The request: Write every line of the material out exactly as shown.
═══ Given records
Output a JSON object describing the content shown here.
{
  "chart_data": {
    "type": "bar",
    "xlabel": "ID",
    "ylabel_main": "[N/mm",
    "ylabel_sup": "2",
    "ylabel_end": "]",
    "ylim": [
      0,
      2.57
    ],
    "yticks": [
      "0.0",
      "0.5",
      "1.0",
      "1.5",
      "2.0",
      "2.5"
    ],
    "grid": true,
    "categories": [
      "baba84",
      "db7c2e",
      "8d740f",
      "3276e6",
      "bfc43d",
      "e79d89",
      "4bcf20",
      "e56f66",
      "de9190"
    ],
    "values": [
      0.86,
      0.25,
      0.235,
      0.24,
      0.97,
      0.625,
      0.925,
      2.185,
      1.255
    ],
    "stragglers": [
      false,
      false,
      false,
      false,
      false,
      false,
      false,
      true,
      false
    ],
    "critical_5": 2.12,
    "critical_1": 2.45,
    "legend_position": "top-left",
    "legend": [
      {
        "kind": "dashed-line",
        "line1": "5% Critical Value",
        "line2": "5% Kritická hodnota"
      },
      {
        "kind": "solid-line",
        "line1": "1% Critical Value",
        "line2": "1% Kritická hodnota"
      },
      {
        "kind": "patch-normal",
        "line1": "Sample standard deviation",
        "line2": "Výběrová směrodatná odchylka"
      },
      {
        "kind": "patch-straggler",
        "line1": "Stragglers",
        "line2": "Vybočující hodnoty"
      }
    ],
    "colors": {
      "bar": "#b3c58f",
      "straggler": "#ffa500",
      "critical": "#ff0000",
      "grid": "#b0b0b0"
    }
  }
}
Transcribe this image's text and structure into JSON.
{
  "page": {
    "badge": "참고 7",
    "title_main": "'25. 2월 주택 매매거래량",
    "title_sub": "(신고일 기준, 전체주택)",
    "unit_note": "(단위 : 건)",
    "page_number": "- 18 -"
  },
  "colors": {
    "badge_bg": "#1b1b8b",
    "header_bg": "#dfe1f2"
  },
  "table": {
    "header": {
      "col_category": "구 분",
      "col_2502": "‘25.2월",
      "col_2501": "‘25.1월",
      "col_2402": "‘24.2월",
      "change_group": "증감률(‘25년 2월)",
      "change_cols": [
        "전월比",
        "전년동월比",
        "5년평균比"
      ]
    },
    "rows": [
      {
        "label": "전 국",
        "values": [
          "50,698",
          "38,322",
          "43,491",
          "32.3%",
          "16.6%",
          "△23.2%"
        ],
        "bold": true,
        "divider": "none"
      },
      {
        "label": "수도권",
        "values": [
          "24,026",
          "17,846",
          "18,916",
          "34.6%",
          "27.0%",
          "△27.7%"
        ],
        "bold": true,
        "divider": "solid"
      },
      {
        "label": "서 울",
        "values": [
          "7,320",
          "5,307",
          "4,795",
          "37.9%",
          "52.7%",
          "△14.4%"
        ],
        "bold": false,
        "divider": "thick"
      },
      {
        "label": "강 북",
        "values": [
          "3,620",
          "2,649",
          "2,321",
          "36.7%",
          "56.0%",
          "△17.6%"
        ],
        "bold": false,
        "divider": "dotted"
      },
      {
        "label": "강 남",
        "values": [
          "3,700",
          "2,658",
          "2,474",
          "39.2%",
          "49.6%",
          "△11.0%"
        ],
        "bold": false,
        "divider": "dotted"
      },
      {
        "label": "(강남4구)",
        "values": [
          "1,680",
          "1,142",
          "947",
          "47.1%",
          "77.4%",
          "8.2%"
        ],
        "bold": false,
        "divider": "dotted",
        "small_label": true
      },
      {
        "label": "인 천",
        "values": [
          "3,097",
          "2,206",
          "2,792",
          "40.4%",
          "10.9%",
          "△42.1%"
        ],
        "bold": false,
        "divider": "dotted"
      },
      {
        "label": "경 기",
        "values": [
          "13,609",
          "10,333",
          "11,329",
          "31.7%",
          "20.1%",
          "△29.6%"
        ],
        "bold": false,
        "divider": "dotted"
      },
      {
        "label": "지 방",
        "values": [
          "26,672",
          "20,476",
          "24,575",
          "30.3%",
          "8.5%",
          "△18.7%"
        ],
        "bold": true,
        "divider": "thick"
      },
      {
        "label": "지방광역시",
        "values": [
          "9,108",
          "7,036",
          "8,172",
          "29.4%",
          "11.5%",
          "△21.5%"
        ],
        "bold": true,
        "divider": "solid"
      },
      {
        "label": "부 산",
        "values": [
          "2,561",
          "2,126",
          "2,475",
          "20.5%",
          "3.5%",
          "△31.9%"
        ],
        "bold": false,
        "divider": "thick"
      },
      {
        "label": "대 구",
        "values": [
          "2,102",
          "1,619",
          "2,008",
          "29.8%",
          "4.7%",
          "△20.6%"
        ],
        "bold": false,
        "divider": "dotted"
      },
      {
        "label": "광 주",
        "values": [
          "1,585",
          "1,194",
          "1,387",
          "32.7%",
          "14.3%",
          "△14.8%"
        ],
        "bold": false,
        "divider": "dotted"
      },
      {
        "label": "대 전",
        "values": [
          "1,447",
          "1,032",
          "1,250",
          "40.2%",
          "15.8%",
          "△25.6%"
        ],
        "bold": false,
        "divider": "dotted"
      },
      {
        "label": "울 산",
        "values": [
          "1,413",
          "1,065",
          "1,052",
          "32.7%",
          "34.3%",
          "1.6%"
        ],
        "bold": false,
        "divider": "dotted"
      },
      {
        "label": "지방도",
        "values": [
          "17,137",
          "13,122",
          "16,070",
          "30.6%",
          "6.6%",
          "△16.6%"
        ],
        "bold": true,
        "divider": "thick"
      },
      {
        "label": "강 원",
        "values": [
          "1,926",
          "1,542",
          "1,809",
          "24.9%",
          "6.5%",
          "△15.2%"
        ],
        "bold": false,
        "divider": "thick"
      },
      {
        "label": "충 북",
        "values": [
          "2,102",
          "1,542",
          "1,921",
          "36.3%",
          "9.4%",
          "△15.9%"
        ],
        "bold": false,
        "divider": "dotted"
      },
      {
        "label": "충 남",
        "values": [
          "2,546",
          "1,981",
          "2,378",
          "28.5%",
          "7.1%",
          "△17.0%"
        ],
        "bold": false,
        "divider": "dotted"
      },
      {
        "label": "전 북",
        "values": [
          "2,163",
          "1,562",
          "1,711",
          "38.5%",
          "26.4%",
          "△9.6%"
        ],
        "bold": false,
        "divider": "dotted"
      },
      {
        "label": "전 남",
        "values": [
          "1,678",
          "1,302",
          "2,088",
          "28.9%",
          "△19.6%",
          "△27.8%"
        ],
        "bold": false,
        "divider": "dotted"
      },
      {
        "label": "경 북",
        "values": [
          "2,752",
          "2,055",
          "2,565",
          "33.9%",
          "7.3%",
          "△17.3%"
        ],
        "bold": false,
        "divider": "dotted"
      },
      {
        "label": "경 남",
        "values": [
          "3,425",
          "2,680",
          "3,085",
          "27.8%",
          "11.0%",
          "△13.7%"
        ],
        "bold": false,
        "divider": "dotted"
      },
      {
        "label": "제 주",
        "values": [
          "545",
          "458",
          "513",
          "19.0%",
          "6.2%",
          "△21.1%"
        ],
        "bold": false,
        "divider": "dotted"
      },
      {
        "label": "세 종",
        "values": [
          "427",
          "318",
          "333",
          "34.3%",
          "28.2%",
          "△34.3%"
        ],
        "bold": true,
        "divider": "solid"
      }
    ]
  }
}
══════
Solved problem:
Output a JSON object describing the content shown here.
{
  "chart_data": {
    "type": "bar",
    "xlabel": "ID",
    "ylabel_main": "[N/mm",
    "ylabel_sup": "2",
    "ylabel_end": "]",
    "ylim": [
      0,
      2.57
    ],
    "yticks": [
      "0.0",
      "0.5",
      "1.0",
      "1.5",
      "2.0",
      "2.5"
    ],
    "grid": true,
    "categories": [
      "baba84",
      "db7c2e",
      "8d740f",
      "3276e6",
      "bfc43d",
      "e79d89",
      "4bcf20",
      "e56f66",
      "de9190"
    ],
    "values": [
      0.86,
      0.25,
      0.235,
      0.24,
      0.97,
      0.625,
      0.925,
      2.185,
      1.255
    ],
    "stragglers": [
      false,
      false,
      false,
      false,
      false,
      false,
      false,
      true,
      false
    ],
    "critical_5": 2.12,
    "critical_1": 2.45,
    "legend_position": "top-left",
    "legend": [
      {
        "kind": "dashed-line",
        "line1": "5% Critical Value",
        "line2": "5% Kritická hodnota"
      },
      {
        "kind": "solid-line",
        "line1": "1% Critical Value",
        "line2": "1% Kritická hodnota"
      },
      {
        "kind": "patch-normal",
        "line1": "Sample standard deviation",
        "line2": "Výběrová směrodatná odchylka"
      },
      {
        "kind": "patch-straggler",
        "line1": "Stragglers",
        "line2": "Vybočující hodnoty"
      }
    ],
    "colors": {
      "bar": "#b3c58f",
      "straggler": "#ffa500",
      "critical": "#ff0000",
      "grid": "#b0b0b0"
    }
  }
}
Transcribe this image's text and structure into JSON.
{
  "page": {
    "badge": "참고 7",
    "title_main": "'25. 2월 주택 매매거래량",
    "title_sub": "(신고일 기준, 전체주택)",
    "unit_note": "(단위 : 건)",
    "page_number": "- 18 -"
  },
  "colors": {
    "badge_bg": "#1b1b8b",
    "header_bg": "#dfe1f2"
  },
  "table": {
    "header": {
      "col_category": "구 분",
      "col_2502": "‘25.2월",
      "col_2501": "‘25.1월",
      "col_2402": "‘24.2월",
      "change_group": "증감률(‘25년 2월)",
      "change_cols": [
        "전월比",
        "전년동월比",
        "5년평균比"
      ]
    },
    "rows": [
      {
        "label": "전 국",
        "values": [
          "50,698",
          "38,322",
          "43,491",
          "32.3%",
          "16.6%",
          "△23.2%"
        ],
        "bold": true,
        "divider": "none"
      },
      {
        "label": "수도권",
        "values": [
          "24,026",
          "17,846",
          "18,916",
          "34.6%",
          "27.0%",
          "△27.7%"
        ],
        "bold": true,
        "divider": "solid"
      },
      {
        "label": "서 울",
        "values": [
          "7,320",
          "5,307",
          "4,795",
          "37.9%",
          "52.7%",
          "△14.4%"
        ],
        "bold": false,
        "divider": "thick"
      },
      {
        "label": "강 북",
        "values": [
          "3,620",
          "2,649",
          "2,321",
          "36.7%",
          "56.0%",
          "△17.6%"
        ],
        "bold": false,
        "divider": "dotted"
      },
      {
        "label": "강 남",
        "values": [
          "3,700",
          "2,658",
          "2,474",
          "39.2%",
          "49.6%",
          "△11.0%"
        ],
        "bold": false,
        "divider": "dotted"
      },
      {
        "label": "(강남4구)",
        "values": [
          "1,680",
          "1,142",
          "947",
          "47.1%",
          "77.4%",
          "8.2%"
        ],
        "bold": false,
        "divider": "dotted",
        "small_label": true
      },
      {
        "label": "인 천",
        "values": [
          "3,097",
          "2,206",
          "2,792",
          "40.4%",
          "10.9%",
          "△42.1%"
        ],
        "bold": false,
        "divider": "dotted"
      },
      {
        "label": "경 기",
        "values": [
          "13,609",
          "10,333",
          "11,329",
          "31.7%",
          "20.1%",
          "△29.6%"
        ],
        "bold": false,
        "divider": "dotted"
      },
      {
        "label": "지 방",
        "values": [
          "26,672",
          "20,476",
          "24,575",
          "30.3%",
          "8.5%",
          "△18.7%"
        ],
        "bold": true,
        "divider": "thick"
      },
      {
        "label": "지방광역시",
        "values": [
          "9,108",
          "7,036",
          "8,172",
          "29.4%",
          "11.5%",
          "△21.5%"
        ],
        "bold": true,
        "divider": "solid"
      },
      {
        "label": "부 산",
        "values": [
          "2,561",
          "2,126",
          "2,475",
          "20.5%",
          "3.5%",
          "△31.9%"
        ],
        "bold": false,
        "divider": "thick"
      },
      {
        "label": "대 구",
        "values": [
          "2,102",
          "1,619",
          "2,008",
          "29.8%",
          "4.7%",
          "△20.6%"
        ],
        "bold": false,
        "divider": "dotted"
      },
      {
        "label": "광 주",
        "values": [
          "1,585",
          "1,194",
          "1,387",
          "32.7%",
          "14.3%",
          "△14.8%"
        ],
        "bold": false,
        "divider": "dotted"
      },
      {
        "label": "대 전",
        "values": [
          "1,447",
          "1,032",
          "1,250",
          "40.2%",
          "15.8%",
          "△25.6%"
        ],
        "bold": false,
        "divider": "dotted"
      },
      {
        "label": "울 산",
        "values": [
          "1,413",
          "1,065",
          "1,052",
          "32.7%",
          "34.3%",
          "1.6%"
        ],
        "bold": false,
        "divider": "dotted"
      },
      {
        "label": "지방도",
        "values": [
          "17,137",
          "13,122",
          "16,070",
          "30.6%",
          "6.6%",
          "△16.6%"
        ],
        "bold": true,
        "divider": "thick"
      },
      {
        "label": "강 원",
        "values": [
          "1,926",
          "1,542",
          "1,809",
          "24.9%",
          "6.5%",
          "△15.2%"
        ],
        "bold": false,
        "divider": "thick"
      },
      {
        "label": "충 북",
        "values": [
          "2,102",
          "1,542",
          "1,921",
          "36.3%",
          "9.4%",
          "△15.9%"
        ],
        "bold": false,
        "divider": "dotted"
      },
      {
        "label": "충 남",
        "values": [
          "2,546",
          "1,981",
          "2,378",
          "28.5%",
          "7.1%",
          "△17.0%"
        ],
        "bold": false,
        "divider": "dotted"
      },
      {
        "label": "전 북",
        "values": [
          "2,163",
          "1,562",
          "1,711",
          "38.5%",
          "26.4%",
          "△9.6%"
        ],
        "bold": false,
        "divider": "dotted"
      },
      {
        "label": "전 남",
        "values": [
          "1,678",
          "1,302",
          "2,088",
          "28.9%",
          "△19.6%",
          "△27.8%"
        ],
        "bold": false,
        "divider": "dotted"
      },
      {
        "label": "경 북",
        "values": [
          "2,752",
          "2,055",
          "2,565",
          "33.9%",
          "7.3%",
          "△17.3%"
        ],
        "bold": false,
        "divider": "dotted"
      },
      {
        "label": "경 남",
        "values": [
          "3,425",
          "2,680",
          "3,085",
          "27.8%",
          "11.0%",
          "△13.7%"
        ],
        "bold": false,
        "divider": "dotted"
      },
      {
        "label": "제 주",
        "values": [
          "545",
          "458",
          "513",
          "19.0%",
          "6.2%",
          "△21.1%"
        ],
        "bold": false,
        "divider": "dotted"
      },
      {
        "label": "세 종",
        "values": [
          "427",
          "318",
          "333",
          "34.3%",
          "28.2%",
          "△34.3%"
        ],
        "bold": true,
        "divider": "solid"
      }
    ]
  }
}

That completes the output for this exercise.